◆ Exercise prompt
A verbatim copy of the records is required, with all pictures left out.
--- Dataset excerpts ---
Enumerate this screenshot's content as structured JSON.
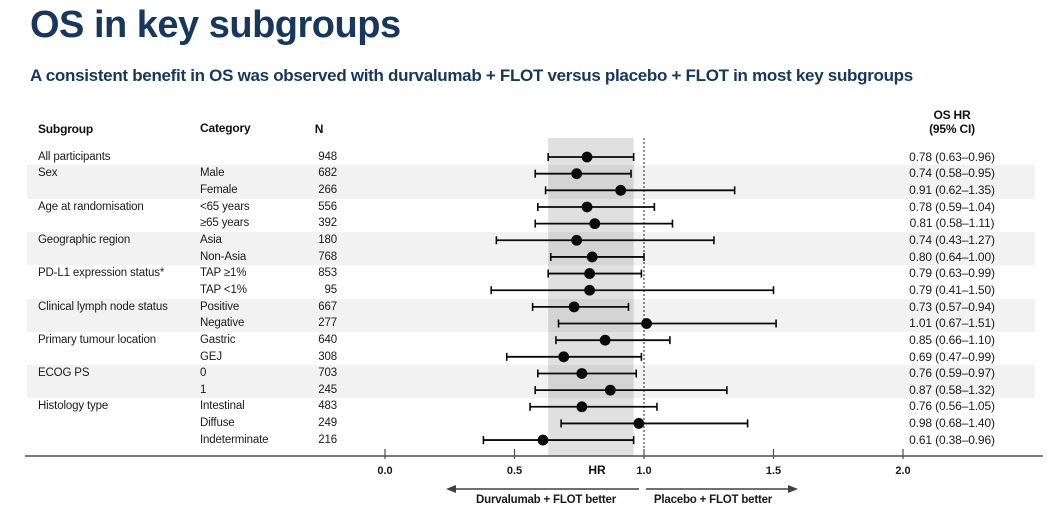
{
  "title": "OS in key subgroups",
  "subtitle": "A consistent benefit in OS was observed with durvalumab + FLOT versus placebo + FLOT in most key subgroups",
  "colors": {
    "accent_navy": "#17375D",
    "row_shade": "#F2F2F2",
    "ci_band": "rgba(0,0,0,0.12)",
    "axis": "#4d4d4d",
    "marker": "#0a0a0a"
  },
  "table": {
    "headers": {
      "subgroup": "Subgroup",
      "category": "Category",
      "n": "N",
      "hr_line1": "OS HR",
      "hr_line2": "(95% CI)"
    }
  },
  "chart_data": {
    "type": "forest",
    "title": "OS in key subgroups",
    "xlabel": "HR",
    "axis": {
      "ticks": [
        0.0,
        0.5,
        1.0,
        1.5,
        2.0
      ],
      "label": "HR",
      "range": [
        0.0,
        2.0
      ]
    },
    "reference_line": 1.0,
    "overall_ci_band": [
      0.63,
      0.96
    ],
    "arrows": {
      "left": "Durvalumab + FLOT better",
      "right": "Placebo + FLOT better"
    },
    "rows": [
      {
        "subgroup": "All participants",
        "category": "",
        "n": "948",
        "hr": 0.78,
        "lo": 0.63,
        "hi": 0.96,
        "hr_text": "0.78 (0.63–0.96)",
        "shaded": false
      },
      {
        "subgroup": "Sex",
        "category": "Male",
        "n": "682",
        "hr": 0.74,
        "lo": 0.58,
        "hi": 0.95,
        "hr_text": "0.74 (0.58–0.95)",
        "shaded": true
      },
      {
        "subgroup": "",
        "category": "Female",
        "n": "266",
        "hr": 0.91,
        "lo": 0.62,
        "hi": 1.35,
        "hr_text": "0.91 (0.62–1.35)",
        "shaded": true
      },
      {
        "subgroup": "Age at randomisation",
        "category": "<65 years",
        "n": "556",
        "hr": 0.78,
        "lo": 0.59,
        "hi": 1.04,
        "hr_text": "0.78 (0.59–1.04)",
        "shaded": false
      },
      {
        "subgroup": "",
        "category": "≥65 years",
        "n": "392",
        "hr": 0.81,
        "lo": 0.58,
        "hi": 1.11,
        "hr_text": "0.81 (0.58–1.11)",
        "shaded": false
      },
      {
        "subgroup": "Geographic region",
        "category": "Asia",
        "n": "180",
        "hr": 0.74,
        "lo": 0.43,
        "hi": 1.27,
        "hr_text": "0.74 (0.43–1.27)",
        "shaded": true
      },
      {
        "subgroup": "",
        "category": "Non-Asia",
        "n": "768",
        "hr": 0.8,
        "lo": 0.64,
        "hi": 1.0,
        "hr_text": "0.80 (0.64–1.00)",
        "shaded": true
      },
      {
        "subgroup": "PD-L1 expression status*",
        "category": "TAP ≥1%",
        "n": "853",
        "hr": 0.79,
        "lo": 0.63,
        "hi": 0.99,
        "hr_text": "0.79 (0.63–0.99)",
        "shaded": false
      },
      {
        "subgroup": "",
        "category": "TAP <1%",
        "n": "95",
        "hr": 0.79,
        "lo": 0.41,
        "hi": 1.5,
        "hr_text": "0.79 (0.41–1.50)",
        "shaded": false
      },
      {
        "subgroup": "Clinical lymph node status",
        "category": "Positive",
        "n": "667",
        "hr": 0.73,
        "lo": 0.57,
        "hi": 0.94,
        "hr_text": "0.73 (0.57–0.94)",
        "shaded": true
      },
      {
        "subgroup": "",
        "category": "Negative",
        "n": "277",
        "hr": 1.01,
        "lo": 0.67,
        "hi": 1.51,
        "hr_text": "1.01 (0.67–1.51)",
        "shaded": true
      },
      {
        "subgroup": "Primary tumour location",
        "category": "Gastric",
        "n": "640",
        "hr": 0.85,
        "lo": 0.66,
        "hi": 1.1,
        "hr_text": "0.85 (0.66–1.10)",
        "shaded": false
      },
      {
        "subgroup": "",
        "category": "GEJ",
        "n": "308",
        "hr": 0.69,
        "lo": 0.47,
        "hi": 0.99,
        "hr_text": "0.69 (0.47–0.99)",
        "shaded": false
      },
      {
        "subgroup": "ECOG PS",
        "category": "0",
        "n": "703",
        "hr": 0.76,
        "lo": 0.59,
        "hi": 0.97,
        "hr_text": "0.76 (0.59–0.97)",
        "shaded": true
      },
      {
        "subgroup": "",
        "category": "1",
        "n": "245",
        "hr": 0.87,
        "lo": 0.58,
        "hi": 1.32,
        "hr_text": "0.87 (0.58–1.32)",
        "shaded": true
      },
      {
        "subgroup": "Histology type",
        "category": "Intestinal",
        "n": "483",
        "hr": 0.76,
        "lo": 0.56,
        "hi": 1.05,
        "hr_text": "0.76 (0.56–1.05)",
        "shaded": false
      },
      {
        "subgroup": "",
        "category": "Diffuse",
        "n": "249",
        "hr": 0.98,
        "lo": 0.68,
        "hi": 1.4,
        "hr_text": "0.98 (0.68–1.40)",
        "shaded": false
      },
      {
        "subgroup": "",
        "category": "Indeterminate",
        "n": "216",
        "hr": 0.61,
        "lo": 0.38,
        "hi": 0.96,
        "hr_text": "0.61 (0.38–0.96)",
        "shaded": false
      }
    ]
  }
}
---
◆ Answer to the task
Enumerate this screenshot's content as structured JSON.
{
  "title": "OS in key subgroups",
  "subtitle": "A consistent benefit in OS was observed with durvalumab + FLOT versus placebo + FLOT in most key subgroups",
  "colors": {
    "accent_navy": "#17375D",
    "row_shade": "#F2F2F2",
    "ci_band": "rgba(0,0,0,0.12)",
    "axis": "#4d4d4d",
    "marker": "#0a0a0a"
  },
  "table": {
    "headers": {
      "subgroup": "Subgroup",
      "category": "Category",
      "n": "N",
      "hr_line1": "OS HR",
      "hr_line2": "(95% CI)"
    }
  },
  "chart_data": {
    "type": "forest",
    "title": "OS in key subgroups",
    "xlabel": "HR",
    "axis": {
      "ticks": [
        0.0,
        0.5,
        1.0,
        1.5,
        2.0
      ],
      "label": "HR",
      "range": [
        0.0,
        2.0
      ]
    },
    "reference_line": 1.0,
    "overall_ci_band": [
      0.63,
      0.96
    ],
    "arrows": {
      "left": "Durvalumab + FLOT better",
      "right": "Placebo + FLOT better"
    },
    "rows": [
      {
        "subgroup": "All participants",
        "category": "",
        "n": "948",
        "hr": 0.78,
        "lo": 0.63,
        "hi": 0.96,
        "hr_text": "0.78 (0.63–0.96)",
        "shaded": false
      },
      {
        "subgroup": "Sex",
        "category": "Male",
        "n": "682",
        "hr": 0.74,
        "lo": 0.58,
        "hi": 0.95,
        "hr_text": "0.74 (0.58–0.95)",
        "shaded": true
      },
      {
        "subgroup": "",
        "category": "Female",
        "n": "266",
        "hr": 0.91,
        "lo": 0.62,
        "hi": 1.35,
        "hr_text": "0.91 (0.62–1.35)",
        "shaded": true
      },
      {
        "subgroup": "Age at randomisation",
        "category": "<65 years",
        "n": "556",
        "hr": 0.78,
        "lo": 0.59,
        "hi": 1.04,
        "hr_text": "0.78 (0.59–1.04)",
        "shaded": false
      },
      {
        "subgroup": "",
        "category": "≥65 years",
        "n": "392",
        "hr": 0.81,
        "lo": 0.58,
        "hi": 1.11,
        "hr_text": "0.81 (0.58–1.11)",
        "shaded": false
      },
      {
        "subgroup": "Geographic region",
        "category": "Asia",
        "n": "180",
        "hr": 0.74,
        "lo": 0.43,
        "hi": 1.27,
        "hr_text": "0.74 (0.43–1.27)",
        "shaded": true
      },
      {
        "subgroup": "",
        "category": "Non-Asia",
        "n": "768",
        "hr": 0.8,
        "lo": 0.64,
        "hi": 1.0,
        "hr_text": "0.80 (0.64–1.00)",
        "shaded": true
      },
      {
        "subgroup": "PD-L1 expression status*",
        "category": "TAP ≥1%",
        "n": "853",
        "hr": 0.79,
        "lo": 0.63,
        "hi": 0.99,
        "hr_text": "0.79 (0.63–0.99)",
        "shaded": false
      },
      {
        "subgroup": "",
        "category": "TAP <1%",
        "n": "95",
        "hr": 0.79,
        "lo": 0.41,
        "hi": 1.5,
        "hr_text": "0.79 (0.41–1.50)",
        "shaded": false
      },
      {
        "subgroup": "Clinical lymph node status",
        "category": "Positive",
        "n": "667",
        "hr": 0.73,
        "lo": 0.57,
        "hi": 0.94,
        "hr_text": "0.73 (0.57–0.94)",
        "shaded": true
      },
      {
        "subgroup": "",
        "category": "Negative",
        "n": "277",
        "hr": 1.01,
        "lo": 0.67,
        "hi": 1.51,
        "hr_text": "1.01 (0.67–1.51)",
        "shaded": true
      },
      {
        "subgroup": "Primary tumour location",
        "category": "Gastric",
        "n": "640",
        "hr": 0.85,
        "lo": 0.66,
        "hi": 1.1,
        "hr_text": "0.85 (0.66–1.10)",
        "shaded": false
      },
      {
        "subgroup": "",
        "category": "GEJ",
        "n": "308",
        "hr": 0.69,
        "lo": 0.47,
        "hi": 0.99,
        "hr_text": "0.69 (0.47–0.99)",
        "shaded": false
      },
      {
        "subgroup": "ECOG PS",
        "category": "0",
        "n": "703",
        "hr": 0.76,
        "lo": 0.59,
        "hi": 0.97,
        "hr_text": "0.76 (0.59–0.97)",
        "shaded": true
      },
      {
        "subgroup": "",
        "category": "1",
        "n": "245",
        "hr": 0.87,
        "lo": 0.58,
        "hi": 1.32,
        "hr_text": "0.87 (0.58–1.32)",
        "shaded": true
      },
      {
        "subgroup": "Histology type",
        "category": "Intestinal",
        "n": "483",
        "hr": 0.76,
        "lo": 0.56,
        "hi": 1.05,
        "hr_text": "0.76 (0.56–1.05)",
        "shaded": false
      },
      {
        "subgroup": "",
        "category": "Diffuse",
        "n": "249",
        "hr": 0.98,
        "lo": 0.68,
        "hi": 1.4,
        "hr_text": "0.98 (0.68–1.40)",
        "shaded": false
      },
      {
        "subgroup": "",
        "category": "Indeterminate",
        "n": "216",
        "hr": 0.61,
        "lo": 0.38,
        "hi": 0.96,
        "hr_text": "0.61 (0.38–0.96)",
        "shaded": false
      }
    ]
  }
}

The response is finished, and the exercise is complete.